• [PROBLEM REQUIREMENTS]: Set down the full listing exactly as given. Any pictures are to be left out.
** START OF DATA ENTRIES **
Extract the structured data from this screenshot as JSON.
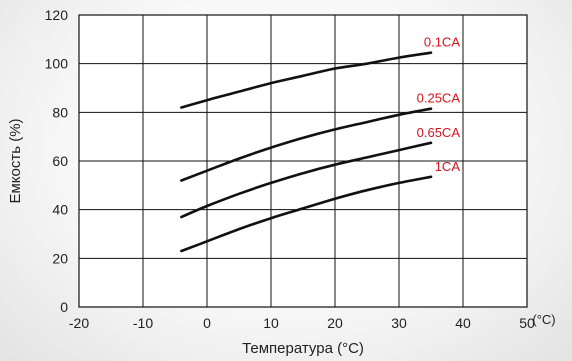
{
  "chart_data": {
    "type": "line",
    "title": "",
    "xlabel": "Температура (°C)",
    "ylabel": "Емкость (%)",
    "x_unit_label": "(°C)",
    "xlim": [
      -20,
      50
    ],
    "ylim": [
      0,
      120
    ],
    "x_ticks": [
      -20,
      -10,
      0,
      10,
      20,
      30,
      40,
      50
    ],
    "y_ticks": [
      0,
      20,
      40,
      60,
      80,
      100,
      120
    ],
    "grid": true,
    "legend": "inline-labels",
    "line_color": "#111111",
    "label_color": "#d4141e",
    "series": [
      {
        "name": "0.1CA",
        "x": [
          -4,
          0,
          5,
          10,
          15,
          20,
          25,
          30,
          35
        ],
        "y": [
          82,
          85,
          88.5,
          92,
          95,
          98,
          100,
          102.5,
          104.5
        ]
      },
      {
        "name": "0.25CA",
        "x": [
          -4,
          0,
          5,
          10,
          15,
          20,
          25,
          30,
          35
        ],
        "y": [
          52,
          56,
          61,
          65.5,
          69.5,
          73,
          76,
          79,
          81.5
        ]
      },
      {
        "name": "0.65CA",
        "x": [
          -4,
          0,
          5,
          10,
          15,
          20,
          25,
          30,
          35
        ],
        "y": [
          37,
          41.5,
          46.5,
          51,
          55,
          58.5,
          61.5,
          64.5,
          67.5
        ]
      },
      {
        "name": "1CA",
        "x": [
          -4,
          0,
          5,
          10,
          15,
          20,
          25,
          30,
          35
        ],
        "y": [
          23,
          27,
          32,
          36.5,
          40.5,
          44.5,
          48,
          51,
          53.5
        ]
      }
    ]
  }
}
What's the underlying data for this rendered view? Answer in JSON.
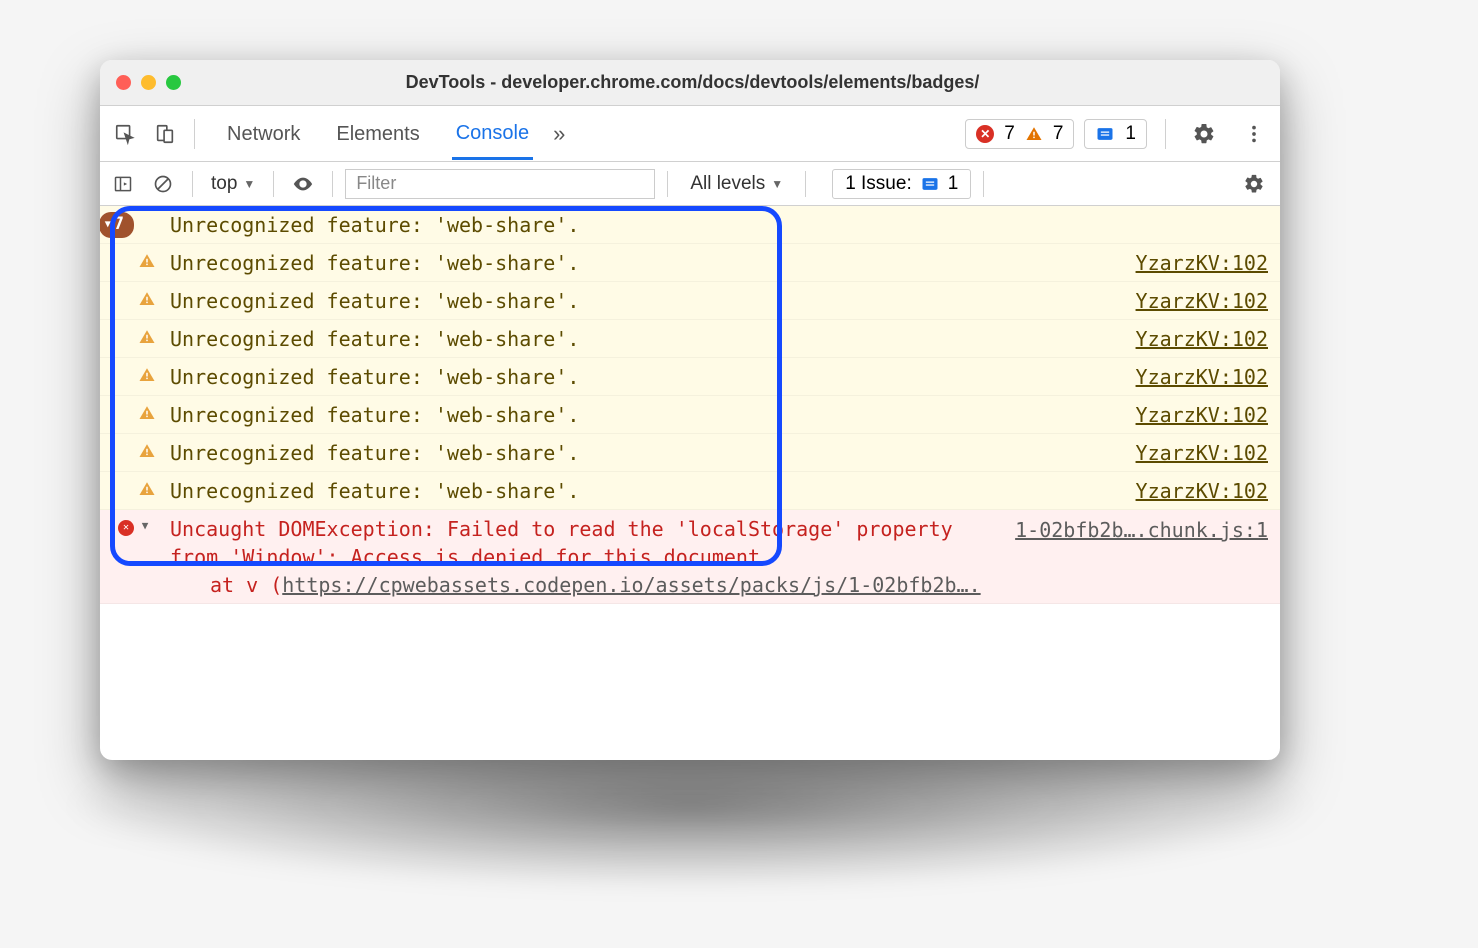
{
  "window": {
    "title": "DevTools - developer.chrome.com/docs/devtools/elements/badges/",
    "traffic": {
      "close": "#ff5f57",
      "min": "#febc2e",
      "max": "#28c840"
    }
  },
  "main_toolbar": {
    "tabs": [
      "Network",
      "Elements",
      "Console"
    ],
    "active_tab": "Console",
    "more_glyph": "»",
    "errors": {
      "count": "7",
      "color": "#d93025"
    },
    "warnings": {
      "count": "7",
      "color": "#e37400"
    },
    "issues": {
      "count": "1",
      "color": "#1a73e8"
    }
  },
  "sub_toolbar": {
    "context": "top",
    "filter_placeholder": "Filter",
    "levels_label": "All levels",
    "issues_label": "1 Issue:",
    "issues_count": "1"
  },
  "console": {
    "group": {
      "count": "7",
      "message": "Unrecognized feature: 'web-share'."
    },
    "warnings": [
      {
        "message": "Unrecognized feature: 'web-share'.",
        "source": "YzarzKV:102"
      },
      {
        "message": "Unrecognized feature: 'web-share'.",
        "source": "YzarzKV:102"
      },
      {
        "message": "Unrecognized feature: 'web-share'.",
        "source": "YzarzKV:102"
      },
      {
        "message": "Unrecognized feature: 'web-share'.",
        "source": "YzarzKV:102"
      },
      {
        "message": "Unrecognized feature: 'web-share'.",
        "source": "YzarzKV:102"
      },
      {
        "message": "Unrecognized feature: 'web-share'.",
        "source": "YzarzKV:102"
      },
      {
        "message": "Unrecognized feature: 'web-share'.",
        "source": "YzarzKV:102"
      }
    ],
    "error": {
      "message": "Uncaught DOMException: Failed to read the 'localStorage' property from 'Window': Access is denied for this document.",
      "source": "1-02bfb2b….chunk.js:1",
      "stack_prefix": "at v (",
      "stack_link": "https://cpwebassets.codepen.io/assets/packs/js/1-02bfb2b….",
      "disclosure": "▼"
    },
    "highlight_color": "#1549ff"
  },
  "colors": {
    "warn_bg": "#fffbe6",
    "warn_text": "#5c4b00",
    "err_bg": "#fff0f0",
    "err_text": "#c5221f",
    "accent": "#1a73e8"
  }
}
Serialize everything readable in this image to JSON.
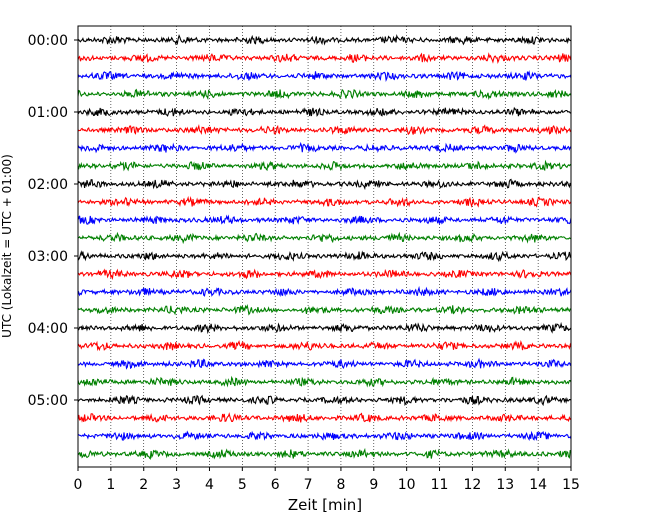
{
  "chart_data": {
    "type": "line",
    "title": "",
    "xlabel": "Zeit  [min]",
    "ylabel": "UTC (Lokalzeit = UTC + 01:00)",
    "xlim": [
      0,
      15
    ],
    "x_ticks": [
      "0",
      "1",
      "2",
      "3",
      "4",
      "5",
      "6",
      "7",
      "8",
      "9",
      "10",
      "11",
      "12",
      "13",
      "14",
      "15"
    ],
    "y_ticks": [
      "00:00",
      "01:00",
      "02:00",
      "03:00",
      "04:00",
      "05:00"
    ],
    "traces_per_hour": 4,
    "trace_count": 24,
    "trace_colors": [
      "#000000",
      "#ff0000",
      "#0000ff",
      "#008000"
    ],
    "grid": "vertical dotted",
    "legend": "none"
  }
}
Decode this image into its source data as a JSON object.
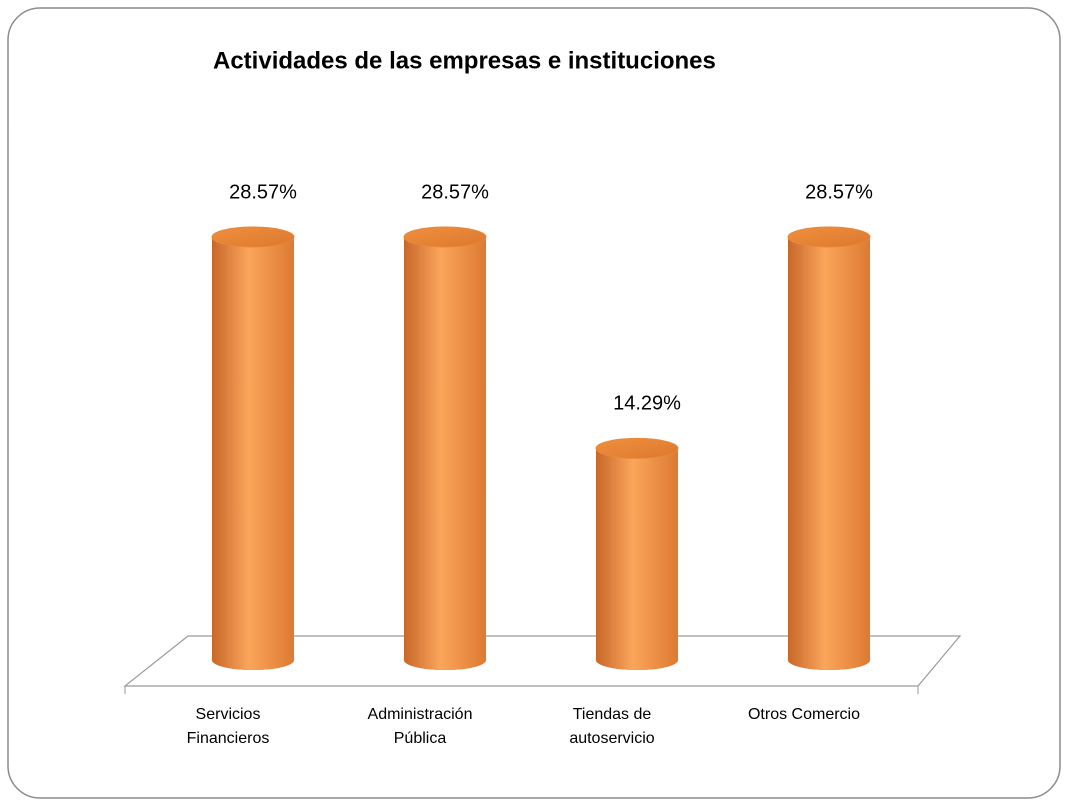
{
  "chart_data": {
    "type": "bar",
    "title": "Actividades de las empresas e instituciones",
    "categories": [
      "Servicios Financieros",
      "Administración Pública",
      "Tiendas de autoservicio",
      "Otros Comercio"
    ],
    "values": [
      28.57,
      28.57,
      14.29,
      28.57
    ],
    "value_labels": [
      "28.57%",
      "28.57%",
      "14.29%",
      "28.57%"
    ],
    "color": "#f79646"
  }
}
** END OF DATA ENTRIES **
• [SOLUTION]:
Extract the structured data from this screenshot as JSON.
{
  "chart_data": {
    "type": "line",
    "title": "",
    "xlabel": "Температура (°C)",
    "ylabel": "Емкость (%)",
    "x_unit_label": "(°C)",
    "xlim": [
      -20,
      50
    ],
    "ylim": [
      0,
      120
    ],
    "x_ticks": [
      -20,
      -10,
      0,
      10,
      20,
      30,
      40,
      50
    ],
    "y_ticks": [
      0,
      20,
      40,
      60,
      80,
      100,
      120
    ],
    "grid": true,
    "legend": "inline-labels",
    "line_color": "#111111",
    "label_color": "#d4141e",
    "series": [
      {
        "name": "0.1CA",
        "x": [
          -4,
          0,
          5,
          10,
          15,
          20,
          25,
          30,
          35
        ],
        "y": [
          82,
          85,
          88.5,
          92,
          95,
          98,
          100,
          102.5,
          104.5
        ]
      },
      {
        "name": "0.25CA",
        "x": [
          -4,
          0,
          5,
          10,
          15,
          20,
          25,
          30,
          35
        ],
        "y": [
          52,
          56,
          61,
          65.5,
          69.5,
          73,
          76,
          79,
          81.5
        ]
      },
      {
        "name": "0.65CA",
        "x": [
          -4,
          0,
          5,
          10,
          15,
          20,
          25,
          30,
          35
        ],
        "y": [
          37,
          41.5,
          46.5,
          51,
          55,
          58.5,
          61.5,
          64.5,
          67.5
        ]
      },
      {
        "name": "1CA",
        "x": [
          -4,
          0,
          5,
          10,
          15,
          20,
          25,
          30,
          35
        ],
        "y": [
          23,
          27,
          32,
          36.5,
          40.5,
          44.5,
          48,
          51,
          53.5
        ]
      }
    ]
  }
}
What's the underlying data for this rendered view? Answer in JSON.
{
  "window": {
    "title": "DevTools - developer.chrome.com/docs/devtools/elements/badges/",
    "traffic": {
      "close": "#ff5f57",
      "min": "#febc2e",
      "max": "#28c840"
    }
  },
  "main_toolbar": {
    "tabs": [
      "Network",
      "Elements",
      "Console"
    ],
    "active_tab": "Console",
    "more_glyph": "»",
    "errors": {
      "count": "7",
      "color": "#d93025"
    },
    "warnings": {
      "count": "7",
      "color": "#e37400"
    },
    "issues": {
      "count": "1",
      "color": "#1a73e8"
    }
  },
  "sub_toolbar": {
    "context": "top",
    "filter_placeholder": "Filter",
    "levels_label": "All levels",
    "issues_label": "1 Issue:",
    "issues_count": "1"
  },
  "console": {
    "group": {
      "count": "7",
      "message": "Unrecognized feature: 'web-share'."
    },
    "warnings": [
      {
        "message": "Unrecognized feature: 'web-share'.",
        "source": "YzarzKV:102"
      },
      {
        "message": "Unrecognized feature: 'web-share'.",
        "source": "YzarzKV:102"
      },
      {
        "message": "Unrecognized feature: 'web-share'.",
        "source": "YzarzKV:102"
      },
      {
        "message": "Unrecognized feature: 'web-share'.",
        "source": "YzarzKV:102"
      },
      {
        "message": "Unrecognized feature: 'web-share'.",
        "source": "YzarzKV:102"
      },
      {
        "message": "Unrecognized feature: 'web-share'.",
        "source": "YzarzKV:102"
      },
      {
        "message": "Unrecognized feature: 'web-share'.",
        "source": "YzarzKV:102"
      }
    ],
    "error": {
      "message": "Uncaught DOMException: Failed to read the 'localStorage' property from 'Window': Access is denied for this document.",
      "source": "1-02bfb2b….chunk.js:1",
      "stack_prefix": "at v (",
      "stack_link": "https://cpwebassets.codepen.io/assets/packs/js/1-02bfb2b….",
      "disclosure": "▼"
    },
    "highlight_color": "#1549ff"
  },
  "colors": {
    "warn_bg": "#fffbe6",
    "warn_text": "#5c4b00",
    "err_bg": "#fff0f0",
    "err_text": "#c5221f",
    "accent": "#1a73e8"
  }
}
Serialize everything readable in this image to JSON.
{
  "chart_data": {
    "type": "line",
    "title": "",
    "xlabel": "Zeit  [min]",
    "ylabel": "UTC (Lokalzeit = UTC + 01:00)",
    "xlim": [
      0,
      15
    ],
    "x_ticks": [
      "0",
      "1",
      "2",
      "3",
      "4",
      "5",
      "6",
      "7",
      "8",
      "9",
      "10",
      "11",
      "12",
      "13",
      "14",
      "15"
    ],
    "y_ticks": [
      "00:00",
      "01:00",
      "02:00",
      "03:00",
      "04:00",
      "05:00"
    ],
    "traces_per_hour": 4,
    "trace_count": 24,
    "trace_colors": [
      "#000000",
      "#ff0000",
      "#0000ff",
      "#008000"
    ],
    "grid": "vertical dotted",
    "legend": "none"
  }
}
Decode this image into its source data as a JSON object.
{
  "chart_data": {
    "type": "bar",
    "title": "Actividades de las empresas e instituciones",
    "categories": [
      "Servicios Financieros",
      "Administración Pública",
      "Tiendas de autoservicio",
      "Otros Comercio"
    ],
    "values": [
      28.57,
      28.57,
      14.29,
      28.57
    ],
    "value_labels": [
      "28.57%",
      "28.57%",
      "14.29%",
      "28.57%"
    ],
    "color": "#f79646"
  }
}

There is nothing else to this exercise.